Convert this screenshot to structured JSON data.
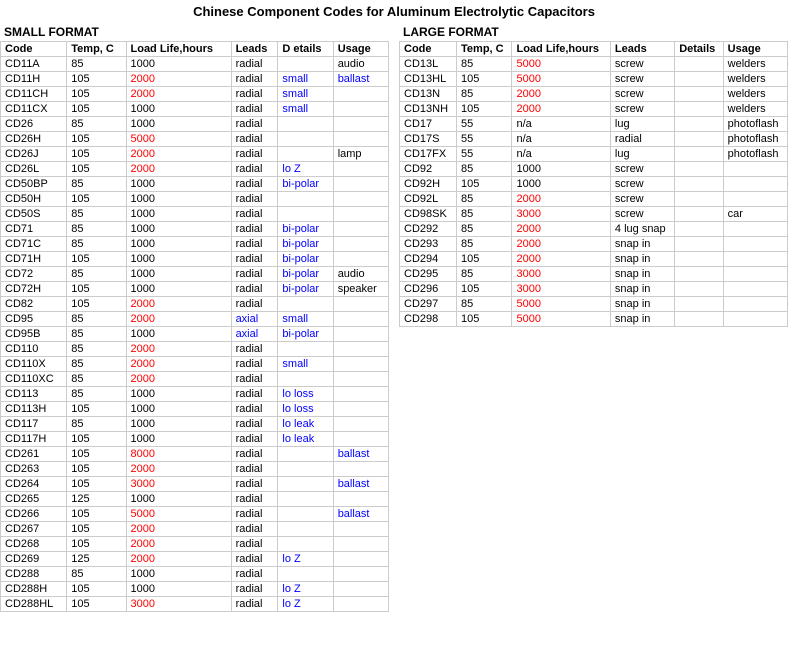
{
  "title": "Chinese Component Codes for Aluminum Electrolytic Capacitors",
  "small_format": {
    "label": "SMALL FORMAT",
    "headers": [
      "Code",
      "Temp, C",
      "Load Life,hours",
      "Leads",
      "D etails",
      "Usage"
    ],
    "rows": [
      [
        "CD11A",
        "85",
        "1000",
        "radial",
        "",
        "audio"
      ],
      [
        "CD11H",
        "105",
        "2000",
        "radial",
        "small",
        "ballast"
      ],
      [
        "CD11CH",
        "105",
        "2000",
        "radial",
        "small",
        ""
      ],
      [
        "CD11CX",
        "105",
        "1000",
        "radial",
        "small",
        ""
      ],
      [
        "CD26",
        "85",
        "1000",
        "radial",
        "",
        ""
      ],
      [
        "CD26H",
        "105",
        "5000",
        "radial",
        "",
        ""
      ],
      [
        "CD26J",
        "105",
        "2000",
        "radial",
        "",
        "lamp"
      ],
      [
        "CD26L",
        "105",
        "2000",
        "radial",
        "lo Z",
        ""
      ],
      [
        "CD50BP",
        "85",
        "1000",
        "radial",
        "bi-polar",
        ""
      ],
      [
        "CD50H",
        "105",
        "1000",
        "radial",
        "",
        ""
      ],
      [
        "CD50S",
        "85",
        "1000",
        "radial",
        "",
        ""
      ],
      [
        "CD71",
        "85",
        "1000",
        "radial",
        "bi-polar",
        ""
      ],
      [
        "CD71C",
        "85",
        "1000",
        "radial",
        "bi-polar",
        ""
      ],
      [
        "CD71H",
        "105",
        "1000",
        "radial",
        "bi-polar",
        ""
      ],
      [
        "CD72",
        "85",
        "1000",
        "radial",
        "bi-polar",
        "audio"
      ],
      [
        "CD72H",
        "105",
        "1000",
        "radial",
        "bi-polar",
        "speaker"
      ],
      [
        "CD82",
        "105",
        "2000",
        "radial",
        "",
        ""
      ],
      [
        "CD95",
        "85",
        "2000",
        "axial",
        "small",
        ""
      ],
      [
        "CD95B",
        "85",
        "1000",
        "axial",
        "bi-polar",
        ""
      ],
      [
        "CD110",
        "85",
        "2000",
        "radial",
        "",
        ""
      ],
      [
        "CD110X",
        "85",
        "2000",
        "radial",
        "small",
        ""
      ],
      [
        "CD110XC",
        "85",
        "2000",
        "radial",
        "",
        ""
      ],
      [
        "CD113",
        "85",
        "1000",
        "radial",
        "lo loss",
        ""
      ],
      [
        "CD113H",
        "105",
        "1000",
        "radial",
        "lo loss",
        ""
      ],
      [
        "CD117",
        "85",
        "1000",
        "radial",
        "lo leak",
        ""
      ],
      [
        "CD117H",
        "105",
        "1000",
        "radial",
        "lo leak",
        ""
      ],
      [
        "CD261",
        "105",
        "8000",
        "radial",
        "",
        "ballast"
      ],
      [
        "CD263",
        "105",
        "2000",
        "radial",
        "",
        ""
      ],
      [
        "CD264",
        "105",
        "3000",
        "radial",
        "",
        "ballast"
      ],
      [
        "CD265",
        "125",
        "1000",
        "radial",
        "",
        ""
      ],
      [
        "CD266",
        "105",
        "5000",
        "radial",
        "",
        "ballast"
      ],
      [
        "CD267",
        "105",
        "2000",
        "radial",
        "",
        ""
      ],
      [
        "CD268",
        "105",
        "2000",
        "radial",
        "",
        ""
      ],
      [
        "CD269",
        "125",
        "2000",
        "radial",
        "lo Z",
        ""
      ],
      [
        "CD288",
        "85",
        "1000",
        "radial",
        "",
        ""
      ],
      [
        "CD288H",
        "105",
        "1000",
        "radial",
        "lo Z",
        ""
      ],
      [
        "CD288HL",
        "105",
        "3000",
        "radial",
        "lo Z",
        ""
      ]
    ]
  },
  "large_format": {
    "label": "LARGE FORMAT",
    "headers": [
      "Code",
      "Temp, C",
      "Load Life,hours",
      "Leads",
      "Details",
      "Usage"
    ],
    "rows": [
      [
        "CD13L",
        "85",
        "5000",
        "screw",
        "",
        "welders"
      ],
      [
        "CD13HL",
        "105",
        "5000",
        "screw",
        "",
        "welders"
      ],
      [
        "CD13N",
        "85",
        "2000",
        "screw",
        "",
        "welders"
      ],
      [
        "CD13NH",
        "105",
        "2000",
        "screw",
        "",
        "welders"
      ],
      [
        "CD17",
        "55",
        "n/a",
        "lug",
        "",
        "photoflash"
      ],
      [
        "CD17S",
        "55",
        "n/a",
        "radial",
        "",
        "photoflash"
      ],
      [
        "CD17FX",
        "55",
        "n/a",
        "lug",
        "",
        "photoflash"
      ],
      [
        "CD92",
        "85",
        "1000",
        "screw",
        "",
        ""
      ],
      [
        "CD92H",
        "105",
        "1000",
        "screw",
        "",
        ""
      ],
      [
        "CD92L",
        "85",
        "2000",
        "screw",
        "",
        ""
      ],
      [
        "CD98SK",
        "85",
        "3000",
        "screw",
        "",
        "car"
      ],
      [
        "CD292",
        "85",
        "2000",
        "4 lug snap",
        "",
        ""
      ],
      [
        "CD293",
        "85",
        "2000",
        "snap in",
        "",
        ""
      ],
      [
        "CD294",
        "105",
        "2000",
        "snap in",
        "",
        ""
      ],
      [
        "CD295",
        "85",
        "3000",
        "snap in",
        "",
        ""
      ],
      [
        "CD296",
        "105",
        "3000",
        "snap in",
        "",
        ""
      ],
      [
        "CD297",
        "85",
        "5000",
        "snap in",
        "",
        ""
      ],
      [
        "CD298",
        "105",
        "5000",
        "snap in",
        "",
        ""
      ]
    ]
  }
}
○ ○ ○ ○
§ **Stated problem**
Reproduce each record above by retyping it exactly; omit all images.

§ **Final answer**
Convert this screenshot to structured JSON data.
{
  "title": "Chinese Component Codes for Aluminum Electrolytic Capacitors",
  "small_format": {
    "label": "SMALL FORMAT",
    "headers": [
      "Code",
      "Temp, C",
      "Load Life,hours",
      "Leads",
      "D etails",
      "Usage"
    ],
    "rows": [
      [
        "CD11A",
        "85",
        "1000",
        "radial",
        "",
        "audio"
      ],
      [
        "CD11H",
        "105",
        "2000",
        "radial",
        "small",
        "ballast"
      ],
      [
        "CD11CH",
        "105",
        "2000",
        "radial",
        "small",
        ""
      ],
      [
        "CD11CX",
        "105",
        "1000",
        "radial",
        "small",
        ""
      ],
      [
        "CD26",
        "85",
        "1000",
        "radial",
        "",
        ""
      ],
      [
        "CD26H",
        "105",
        "5000",
        "radial",
        "",
        ""
      ],
      [
        "CD26J",
        "105",
        "2000",
        "radial",
        "",
        "lamp"
      ],
      [
        "CD26L",
        "105",
        "2000",
        "radial",
        "lo Z",
        ""
      ],
      [
        "CD50BP",
        "85",
        "1000",
        "radial",
        "bi-polar",
        ""
      ],
      [
        "CD50H",
        "105",
        "1000",
        "radial",
        "",
        ""
      ],
      [
        "CD50S",
        "85",
        "1000",
        "radial",
        "",
        ""
      ],
      [
        "CD71",
        "85",
        "1000",
        "radial",
        "bi-polar",
        ""
      ],
      [
        "CD71C",
        "85",
        "1000",
        "radial",
        "bi-polar",
        ""
      ],
      [
        "CD71H",
        "105",
        "1000",
        "radial",
        "bi-polar",
        ""
      ],
      [
        "CD72",
        "85",
        "1000",
        "radial",
        "bi-polar",
        "audio"
      ],
      [
        "CD72H",
        "105",
        "1000",
        "radial",
        "bi-polar",
        "speaker"
      ],
      [
        "CD82",
        "105",
        "2000",
        "radial",
        "",
        ""
      ],
      [
        "CD95",
        "85",
        "2000",
        "axial",
        "small",
        ""
      ],
      [
        "CD95B",
        "85",
        "1000",
        "axial",
        "bi-polar",
        ""
      ],
      [
        "CD110",
        "85",
        "2000",
        "radial",
        "",
        ""
      ],
      [
        "CD110X",
        "85",
        "2000",
        "radial",
        "small",
        ""
      ],
      [
        "CD110XC",
        "85",
        "2000",
        "radial",
        "",
        ""
      ],
      [
        "CD113",
        "85",
        "1000",
        "radial",
        "lo loss",
        ""
      ],
      [
        "CD113H",
        "105",
        "1000",
        "radial",
        "lo loss",
        ""
      ],
      [
        "CD117",
        "85",
        "1000",
        "radial",
        "lo leak",
        ""
      ],
      [
        "CD117H",
        "105",
        "1000",
        "radial",
        "lo leak",
        ""
      ],
      [
        "CD261",
        "105",
        "8000",
        "radial",
        "",
        "ballast"
      ],
      [
        "CD263",
        "105",
        "2000",
        "radial",
        "",
        ""
      ],
      [
        "CD264",
        "105",
        "3000",
        "radial",
        "",
        "ballast"
      ],
      [
        "CD265",
        "125",
        "1000",
        "radial",
        "",
        ""
      ],
      [
        "CD266",
        "105",
        "5000",
        "radial",
        "",
        "ballast"
      ],
      [
        "CD267",
        "105",
        "2000",
        "radial",
        "",
        ""
      ],
      [
        "CD268",
        "105",
        "2000",
        "radial",
        "",
        ""
      ],
      [
        "CD269",
        "125",
        "2000",
        "radial",
        "lo Z",
        ""
      ],
      [
        "CD288",
        "85",
        "1000",
        "radial",
        "",
        ""
      ],
      [
        "CD288H",
        "105",
        "1000",
        "radial",
        "lo Z",
        ""
      ],
      [
        "CD288HL",
        "105",
        "3000",
        "radial",
        "lo Z",
        ""
      ]
    ]
  },
  "large_format": {
    "label": "LARGE FORMAT",
    "headers": [
      "Code",
      "Temp, C",
      "Load Life,hours",
      "Leads",
      "Details",
      "Usage"
    ],
    "rows": [
      [
        "CD13L",
        "85",
        "5000",
        "screw",
        "",
        "welders"
      ],
      [
        "CD13HL",
        "105",
        "5000",
        "screw",
        "",
        "welders"
      ],
      [
        "CD13N",
        "85",
        "2000",
        "screw",
        "",
        "welders"
      ],
      [
        "CD13NH",
        "105",
        "2000",
        "screw",
        "",
        "welders"
      ],
      [
        "CD17",
        "55",
        "n/a",
        "lug",
        "",
        "photoflash"
      ],
      [
        "CD17S",
        "55",
        "n/a",
        "radial",
        "",
        "photoflash"
      ],
      [
        "CD17FX",
        "55",
        "n/a",
        "lug",
        "",
        "photoflash"
      ],
      [
        "CD92",
        "85",
        "1000",
        "screw",
        "",
        ""
      ],
      [
        "CD92H",
        "105",
        "1000",
        "screw",
        "",
        ""
      ],
      [
        "CD92L",
        "85",
        "2000",
        "screw",
        "",
        ""
      ],
      [
        "CD98SK",
        "85",
        "3000",
        "screw",
        "",
        "car"
      ],
      [
        "CD292",
        "85",
        "2000",
        "4 lug snap",
        "",
        ""
      ],
      [
        "CD293",
        "85",
        "2000",
        "snap in",
        "",
        ""
      ],
      [
        "CD294",
        "105",
        "2000",
        "snap in",
        "",
        ""
      ],
      [
        "CD295",
        "85",
        "3000",
        "snap in",
        "",
        ""
      ],
      [
        "CD296",
        "105",
        "3000",
        "snap in",
        "",
        ""
      ],
      [
        "CD297",
        "85",
        "5000",
        "snap in",
        "",
        ""
      ],
      [
        "CD298",
        "105",
        "5000",
        "snap in",
        "",
        ""
      ]
    ]
  }
}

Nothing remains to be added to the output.